**Written task**
Transcribe the records that follow in their entirety, omitting any pictures.

┄┄┄┄┄┄┄┄┄┄

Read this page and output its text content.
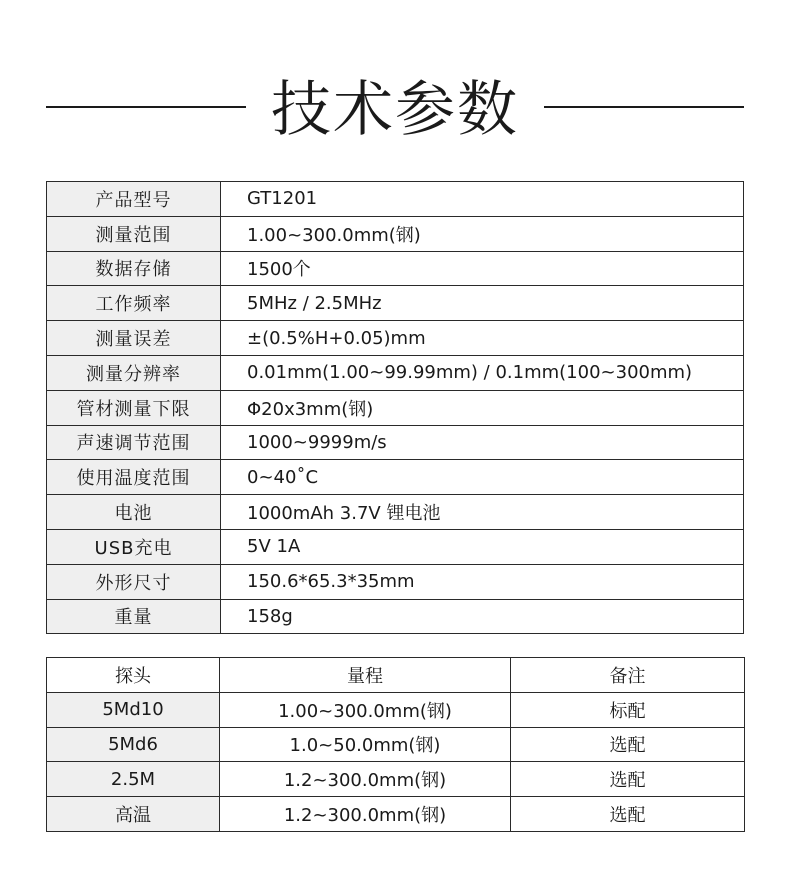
技术参数
产品型号	GT1201
测量范围	1.00~300.0mm(钢)
数据存储	1500个
工作频率	5MHz / 2.5MHz
测量误差	±(0.5%H+0.05)mm
测量分辨率	0.01mm(1.00~99.99mm) / 0.1mm(100~300mm)
管材测量下限	Φ20x3mm(钢)
声速调节范围	1000~9999m/s
使用温度范围	0~40˚C
电池	1000mAh 3.7V 锂电池
USB充电	5V 1A
外形尺寸	150.6*65.3*35mm
重量	158g
探头	量程	备注
5Md10	1.00~300.0mm(钢)	标配
5Md6	1.0~50.0mm(钢)	选配
2.5M	1.2~300.0mm(钢)	选配
高温	1.2~300.0mm(钢)	选配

┄┄┄┄┄┄┄┄┄┄

**Task response**
Read this page and output its text content.
技术参数
产品型号	GT1201
测量范围	1.00~300.0mm(钢)
数据存储	1500个
工作频率	5MHz / 2.5MHz
测量误差	±(0.5%H+0.05)mm
测量分辨率	0.01mm(1.00~99.99mm) / 0.1mm(100~300mm)
管材测量下限	Φ20x3mm(钢)
声速调节范围	1000~9999m/s
使用温度范围	0~40˚C
电池	1000mAh 3.7V 锂电池
USB充电	5V 1A
外形尺寸	150.6*65.3*35mm
重量	158g
探头	量程	备注
5Md10	1.00~300.0mm(钢)	标配
5Md6	1.0~50.0mm(钢)	选配
2.5M	1.2~300.0mm(钢)	选配
高温	1.2~300.0mm(钢)	选配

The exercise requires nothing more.